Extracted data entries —
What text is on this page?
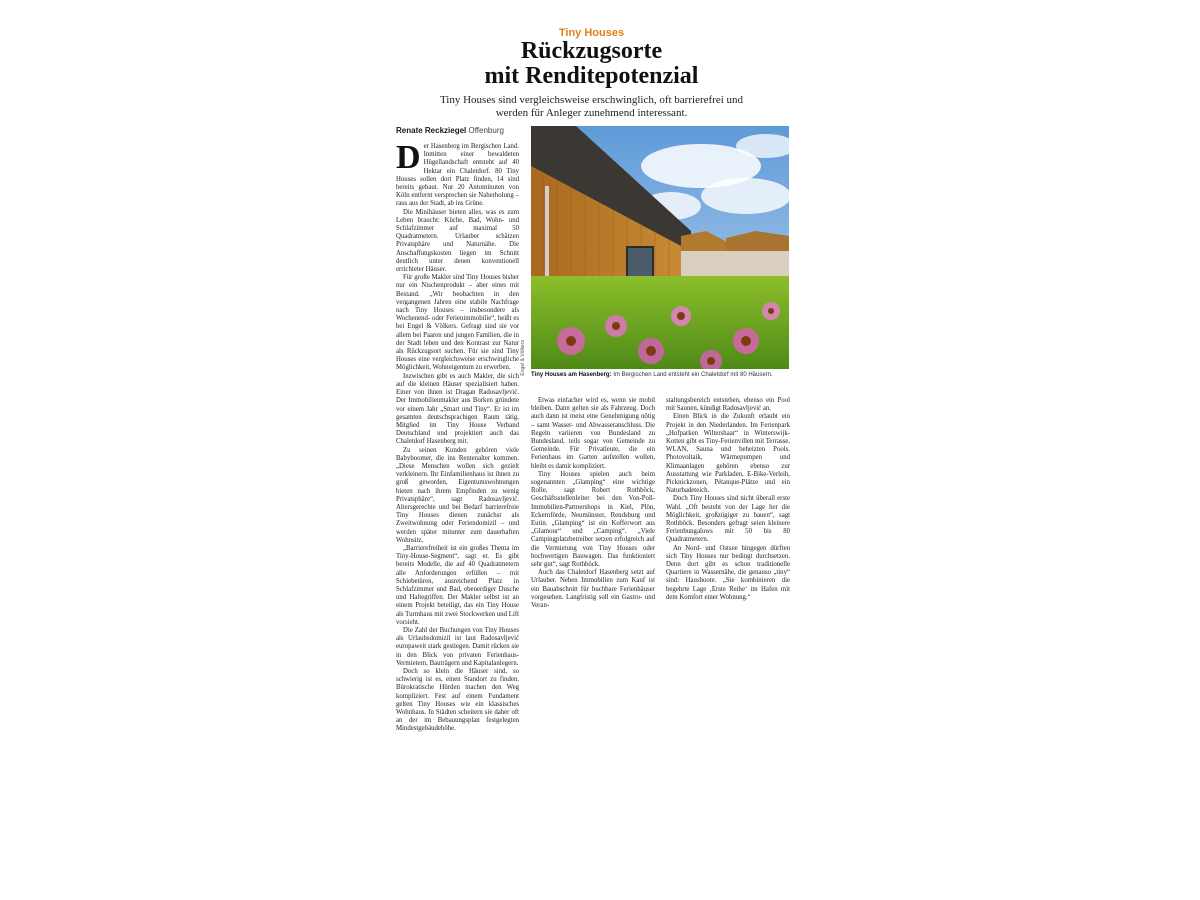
Tiny Houses
Rückzugsorte
mit Renditepotenzial
Tiny Houses sind vergleichsweise erschwinglich, oft barrierefrei und
werden für Anleger zunehmend interessant.
Renate Reckziegel Offenburg

Der Hasenberg im Bergischen Land. Inmitten einer bewaldeten Hügellandschaft entsteht auf 40 Hektar ein Chaletdorf. 80 Tiny Houses sollen dort Platz finden, 14 sind bereits gebaut. Nur 20 Autominuten von Köln entfernt versprechen sie Naherholung – raus aus der Stadt, ab ins Grüne.

Die Minihäuser bieten alles, was es zum Leben braucht: Küche, Bad, Wohn- und Schlafzimmer auf maximal 50 Quadratmetern. Urlauber schätzen Privatsphäre und Naturnähe. Die Anschaffungskosten liegen im Schnitt deutlich unter denen konventionell errichteter Häuser.

Für große Makler sind Tiny Houses bisher nur ein Nischenprodukt – aber eines mit Bestand. „Wir beobachten in den vergangenen Jahren eine stabile Nachfrage nach Tiny Houses – insbesondere als Wochenend- oder Ferienimmobilie“, heißt es bei Engel & Völkers. Gefragt sind sie vor allem bei Paaren und jungen Familien, die in der Stadt leben und den Kontrast zur Natur als Rückzugsort suchen. Für sie sind Tiny Houses eine vergleichsweise erschwingliche Möglichkeit, Wohneigentum zu erwerben.

Inzwischen gibt es auch Makler, die sich auf die kleinen Häuser spezialisiert haben. Einer von ihnen ist Dragan Radosavljević. Der Immobilienmakler aus Borken gründete vor einem Jahr „Smart und Tiny“. Er ist im gesamten deutschsprachigen Raum tätig, Mitglied im Tiny House Verband Deutschland und projektiert auch das Chaletdorf Hasenberg mit.

Zu seinen Kunden gehören viele Babyboomer, die ins Rentenalter kommen. „Diese Menschen wollen sich gezielt verkleinern. Ihr Einfamilienhaus ist ihnen zu groß geworden, Eigentumswohnungen bieten nach ihrem Empfinden zu wenig Privatsphäre“, sagt Radosavljević. Altersgerechte und bei Bedarf barrierefreie Tiny Houses dienen zunächst als Zweitwohnung oder Feriendomizil – und werden später mitunter zum dauerhaften Wohnsitz.

„Barrierefreiheit ist ein großes Thema im Tiny-House-Segment“, sagt er. Es gibt bereits Modelle, die auf 40 Quadratmetern alle Anforderungen erfüllen – mit Schiebetüren, ausreichend Platz in Schlafzimmer und Bad, ebenerdiger Dusche und Haltegriffen. Der Makler selbst ist an einem Projekt beteiligt, das ein Tiny House als Turmhaus mit zwei Stockwerken und Lift vorsieht.

Die Zahl der Buchungen von Tiny Houses als Urlaubsdomizil ist laut Radosavljević europaweit stark gestiegen. Damit rücken sie in den Blick von privaten Ferienhaus-Vermietern, Bauträgern und Kapitalanlegern.

Doch so klein die Häuser sind, so schwierig ist es, einen Standort zu finden. Bürokratische Hürden machen den Weg kompliziert. Fest auf einem Fundament gelten Tiny Houses wie ein klassisches Wohnhaus. In Städten scheitern sie daher oft an der im Bebauungsplan festgelegten Mindestgebäudehöhe.

Engel & Völkers Tiny Houses am Hasenberg: Im Bergischen Land entsteht ein Chaletdorf mit 80 Häusern.

Etwas einfacher wird es, wenn sie mobil bleiben. Dann gelten sie als Fahrzeug. Doch auch dann ist meist eine Genehmigung nötig – samt Wasser- und Abwasseranschluss. Die Regeln variieren von Bundesland zu Bundesland, teils sogar von Gemeinde zu Gemeinde. Für Privatleute, die ein Ferienhaus im Garten aufstellen wollen, bleibt es damit kompliziert.

Tiny Houses spielen auch beim sogenannten „Glamping“ eine wichtige Rolle, sagt Robert Rothböck, Geschäftsstellenleiter bei den Von-Poll-Immobilien-Partnershops in Kiel, Plön, Eckernförde, Neumünster, Rendsburg und Eutin. „Glamping“ ist ein Kofferwort aus „Glamour“ und „Camping“. „Viele Campingplatzbetreiber setzen erfolgreich auf die Vermietung von Tiny Houses oder hochwertigen Bauwagen. Das funktioniert sehr gut“, sagt Rothböck.

Auch das Chaletdorf Hasenberg setzt auf Urlauber. Neben Immobilien zum Kauf ist ein Bauabschnitt für buchbare Ferienhäuser vorgesehen. Langfristig soll ein Gastro- und Veran-

staltungsbereich entstehen, ebenso ein Pool mit Saunen, kündigt Radosavljević an.

Einen Blick in die Zukunft erlaubt ein Projekt in den Niederlanden. Im Ferienpark „Hofparken Wiltershaar“ in Winterswijk-Kotten gibt es Tiny-Ferienvillen mit Terrasse, WLAN, Sauna und beheizten Pools. Photovoltaik, Wärmepumpen und Klimaanlagen gehören ebenso zur Ausstattung wie Parkladen, E-Bike-Verleih, Picknickzonen, Pétanque-Plätze und ein Naturbadeteich.

Doch Tiny Houses sind nicht überall erste Wahl. „Oft besteht von der Lage her die Möglichkeit, großzügiger zu bauen“, sagt Rothböck. Besonders gefragt seien kleinere Ferienbungalows mit 50 bis 80 Quadratmetern.

An Nord- und Ostsee hingegen dürften sich Tiny Houses nur bedingt durchsetzen. Denn dort gibt es schon traditionelle Quartiere in Wassernähe, die genauso „tiny“ sind: Hausboote. „Sie kombinieren die begehrte Lage ‚Erste Reihe‘ im Hafen mit dem Komfort einer Wohnung.“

GOAL OF THE EXERCISE — Retype each entry precisely. Skip images entirely.

SOLUTION TO THE PROBLEM —
What text is on this page?
Tiny Houses
Rückzugsorte
mit Renditepotenzial
Tiny Houses sind vergleichsweise erschwinglich, oft barrierefrei und
werden für Anleger zunehmend interessant.
Renate Reckziegel Offenburg

Der Hasenberg im Bergischen Land. Inmitten einer bewaldeten Hügellandschaft entsteht auf 40 Hektar ein Chaletdorf. 80 Tiny Houses sollen dort Platz finden, 14 sind bereits gebaut. Nur 20 Autominuten von Köln entfernt versprechen sie Naherholung – raus aus der Stadt, ab ins Grüne.

Die Minihäuser bieten alles, was es zum Leben braucht: Küche, Bad, Wohn- und Schlafzimmer auf maximal 50 Quadratmetern. Urlauber schätzen Privatsphäre und Naturnähe. Die Anschaffungskosten liegen im Schnitt deutlich unter denen konventionell errichteter Häuser.

Für große Makler sind Tiny Houses bisher nur ein Nischenprodukt – aber eines mit Bestand. „Wir beobachten in den vergangenen Jahren eine stabile Nachfrage nach Tiny Houses – insbesondere als Wochenend- oder Ferienimmobilie“, heißt es bei Engel & Völkers. Gefragt sind sie vor allem bei Paaren und jungen Familien, die in der Stadt leben und den Kontrast zur Natur als Rückzugsort suchen. Für sie sind Tiny Houses eine vergleichsweise erschwingliche Möglichkeit, Wohneigentum zu erwerben.

Inzwischen gibt es auch Makler, die sich auf die kleinen Häuser spezialisiert haben. Einer von ihnen ist Dragan Radosavljević. Der Immobilienmakler aus Borken gründete vor einem Jahr „Smart und Tiny“. Er ist im gesamten deutschsprachigen Raum tätig, Mitglied im Tiny House Verband Deutschland und projektiert auch das Chaletdorf Hasenberg mit.

Zu seinen Kunden gehören viele Babyboomer, die ins Rentenalter kommen. „Diese Menschen wollen sich gezielt verkleinern. Ihr Einfamilienhaus ist ihnen zu groß geworden, Eigentumswohnungen bieten nach ihrem Empfinden zu wenig Privatsphäre“, sagt Radosavljević. Altersgerechte und bei Bedarf barrierefreie Tiny Houses dienen zunächst als Zweitwohnung oder Feriendomizil – und werden später mitunter zum dauerhaften Wohnsitz.

„Barrierefreiheit ist ein großes Thema im Tiny-House-Segment“, sagt er. Es gibt bereits Modelle, die auf 40 Quadratmetern alle Anforderungen erfüllen – mit Schiebetüren, ausreichend Platz in Schlafzimmer und Bad, ebenerdiger Dusche und Haltegriffen. Der Makler selbst ist an einem Projekt beteiligt, das ein Tiny House als Turmhaus mit zwei Stockwerken und Lift vorsieht.

Die Zahl der Buchungen von Tiny Houses als Urlaubsdomizil ist laut Radosavljević europaweit stark gestiegen. Damit rücken sie in den Blick von privaten Ferienhaus-Vermietern, Bauträgern und Kapitalanlegern.

Doch so klein die Häuser sind, so schwierig ist es, einen Standort zu finden. Bürokratische Hürden machen den Weg kompliziert. Fest auf einem Fundament gelten Tiny Houses wie ein klassisches Wohnhaus. In Städten scheitern sie daher oft an der im Bebauungsplan festgelegten Mindestgebäudehöhe.

Engel & Völkers Tiny Houses am Hasenberg: Im Bergischen Land entsteht ein Chaletdorf mit 80 Häusern.

Etwas einfacher wird es, wenn sie mobil bleiben. Dann gelten sie als Fahrzeug. Doch auch dann ist meist eine Genehmigung nötig – samt Wasser- und Abwasseranschluss. Die Regeln variieren von Bundesland zu Bundesland, teils sogar von Gemeinde zu Gemeinde. Für Privatleute, die ein Ferienhaus im Garten aufstellen wollen, bleibt es damit kompliziert.

Tiny Houses spielen auch beim sogenannten „Glamping“ eine wichtige Rolle, sagt Robert Rothböck, Geschäftsstellenleiter bei den Von-Poll-Immobilien-Partnershops in Kiel, Plön, Eckernförde, Neumünster, Rendsburg und Eutin. „Glamping“ ist ein Kofferwort aus „Glamour“ und „Camping“. „Viele Campingplatzbetreiber setzen erfolgreich auf die Vermietung von Tiny Houses oder hochwertigen Bauwagen. Das funktioniert sehr gut“, sagt Rothböck.

Auch das Chaletdorf Hasenberg setzt auf Urlauber. Neben Immobilien zum Kauf ist ein Bauabschnitt für buchbare Ferienhäuser vorgesehen. Langfristig soll ein Gastro- und Veran-

staltungsbereich entstehen, ebenso ein Pool mit Saunen, kündigt Radosavljević an.

Einen Blick in die Zukunft erlaubt ein Projekt in den Niederlanden. Im Ferienpark „Hofparken Wiltershaar“ in Winterswijk-Kotten gibt es Tiny-Ferienvillen mit Terrasse, WLAN, Sauna und beheizten Pools. Photovoltaik, Wärmepumpen und Klimaanlagen gehören ebenso zur Ausstattung wie Parkladen, E-Bike-Verleih, Picknickzonen, Pétanque-Plätze und ein Naturbadeteich.

Doch Tiny Houses sind nicht überall erste Wahl. „Oft besteht von der Lage her die Möglichkeit, großzügiger zu bauen“, sagt Rothböck. Besonders gefragt seien kleinere Ferienbungalows mit 50 bis 80 Quadratmetern.

An Nord- und Ostsee hingegen dürften sich Tiny Houses nur bedingt durchsetzen. Denn dort gibt es schon traditionelle Quartiere in Wassernähe, die genauso „tiny“ sind: Hausboote. „Sie kombinieren die begehrte Lage ‚Erste Reihe‘ im Hafen mit dem Komfort einer Wohnung.“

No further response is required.